- EXTRAIT
La fin des cookies tiers devrait donc arriver à la fin de l’année 2024. En parallèle, Google va poursuivre le déploiement de sa Privacy Sandbox, ses solutions alternatives aux cookies tiers, élaborée avec des entreprises partenaires et mise à disposition du marché depuis juillet 2023. « La fin des cookies, il faut s’y préparer dès maintenant car il n’y aura pas le remplacement d’un cookie par quelque chose d’équivalent mais plutôt un catalogue de solutions techniques adaptées à certains cas et pas à d’autres », ajoute l’expert, qui fait remarquer que certains acteurs s’estiment prêts parce qu’ils font du « fingerprinting ». Cette méthode probabiliste, qui consiste à reconnaître l’appareil de l’utilisateur avec un faisceau d’indices, serait un moyen de contourner la disparition des cookies tiers. Sur son site, la Cnil note que cette méthode est utilisée de « manière résiduelle ».
Doit-on s’attendre à une catastrophe industrielle ? Chez Google, on se montre confiant, sûr des alternatives proposées avec la Privacy Sandbox. « 100 % des entreprises ont accès à nos API [interface de programmation d'application], pour pouvoir tester et développer de nouveaux outils afin de s’adapter à un monde sans cookie », a rappelé Anthony Chavez, vice-président de la Privacy Sandbox de Google, lors d’une conférence de presse organisée à Paris en novembre. Et pour faire le travail d’évangélisation, Google est rejoint par deux géants du secteur, Criteo et WPP, qui préemptent le sujet. Les annonceurs sont-ils seulement prêts à embrasser le changement ? « Cela dépend desquels, en fonction de leurs besoins », informe Aurélie Chaux, directrice générale de GroupM Nexus France, le nouveau département de GroupM (la branche média du groupe WPP), lancé en octobre et dédié aux expertises digitales. D’autant que la fin des cookies tiers, annoncée en 2022 et repoussée à deux reprises, est un sujet qui aurait fini par lasser plus d’un professionnel.
Néanmoins, ceux dont le business dépend de la performance des publicités sur internet se font déjà accompagner sur l’aspect technologique, « avec la mise en place de Capi côté Facebook où Consent Mode côté Google », cite, en guise d’exemple, Aurélie Chaux. D’ailleurs, la spécialiste ne se montre pas inquiète. Sur un marché qu’elle estime résilient, le contextuel, qui se fonde sur les centres d’intérêt plutôt que sur l’utilisateur, pourrait être une alternative efficace aux cookies tiers sur le ciblage, selon elle. Aurélie Chaux note également des initiatives comme celle, paneuropéenne, des opérateurs télécoms Orange, Vodafone, Deutsche Telekom et Telefonica. Baptisée Utiq, la structure propose une solution de ciblage par l’ID, un identifiant anonymisé rattaché à l’opérateur mobile par le biais de la carte SIM.

- CONSIGNE 1
Dressez la liste des opérateurs télécoms mentionnés dans l'extrait sur la fin des cookies tiers comme partenaires de l'initiative paneuropéenne Utiq.
- CONSIGNE 2
Dans l'extrait sur la fin des cookies tiers, recopiez à l'identique le passage qui va de « Néanmoins, ceux dont » jusqu'à « la carte SIM. ».

- ENTRÉES DE DONNÉES

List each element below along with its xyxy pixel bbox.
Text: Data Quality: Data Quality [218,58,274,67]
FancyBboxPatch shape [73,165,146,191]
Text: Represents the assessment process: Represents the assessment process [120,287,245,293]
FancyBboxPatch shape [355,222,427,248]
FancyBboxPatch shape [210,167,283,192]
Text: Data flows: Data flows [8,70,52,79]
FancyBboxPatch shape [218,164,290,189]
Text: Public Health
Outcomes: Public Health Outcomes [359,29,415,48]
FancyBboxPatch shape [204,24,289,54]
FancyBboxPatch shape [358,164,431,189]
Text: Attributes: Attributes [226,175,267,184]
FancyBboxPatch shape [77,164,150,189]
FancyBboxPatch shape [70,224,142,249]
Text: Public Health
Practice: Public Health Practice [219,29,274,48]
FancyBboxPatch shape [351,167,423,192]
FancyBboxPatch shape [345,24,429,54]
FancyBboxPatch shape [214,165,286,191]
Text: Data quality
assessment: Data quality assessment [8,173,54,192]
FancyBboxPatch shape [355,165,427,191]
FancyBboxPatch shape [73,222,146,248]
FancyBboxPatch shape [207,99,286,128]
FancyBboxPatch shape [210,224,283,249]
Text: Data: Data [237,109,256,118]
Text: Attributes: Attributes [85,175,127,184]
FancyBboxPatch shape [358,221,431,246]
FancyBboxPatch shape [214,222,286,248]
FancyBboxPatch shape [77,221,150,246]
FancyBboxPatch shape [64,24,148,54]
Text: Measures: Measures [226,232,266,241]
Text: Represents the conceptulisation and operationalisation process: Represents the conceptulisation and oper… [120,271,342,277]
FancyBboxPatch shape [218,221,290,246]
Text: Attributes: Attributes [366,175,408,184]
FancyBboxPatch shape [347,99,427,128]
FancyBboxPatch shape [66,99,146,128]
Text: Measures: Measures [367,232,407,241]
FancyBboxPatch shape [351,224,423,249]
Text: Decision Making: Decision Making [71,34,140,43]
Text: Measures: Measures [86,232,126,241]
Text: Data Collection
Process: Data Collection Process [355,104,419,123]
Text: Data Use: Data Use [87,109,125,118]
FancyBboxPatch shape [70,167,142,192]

- RÉSULTAT 1
Orange, Vodafone, Deutsche Telekom, Telefonica

- RÉSULTAT 2
Néanmoins, ceux dont le business dépend de la performance des publicités sur internet se font déjà accompagner sur l’aspect technologique, « avec la mise en place de Capi côté Facebook où Consent Mode côté Google », cite, en guise d’exemple, Aurélie Chaux. D’ailleurs, la spécialiste ne se montre pas inquiète. Sur un marché qu’elle estime résilient, le contextuel, qui se fonde sur les centres d’intérêt plutôt que sur l’utilisateur, pourrait être une alternative efficace aux cookies tiers sur le ciblage, selon elle. Aurélie Chaux note également des initiatives comme celle, paneuropéenne, des opérateurs télécoms Orange, Vodafone, Deutsche Telekom et Telefonica. Baptisée Utiq, la structure propose une solution de ciblage par l’ID, un identifiant anonymisé rattaché à l’opérateur mobile par le biais de la carte SIM.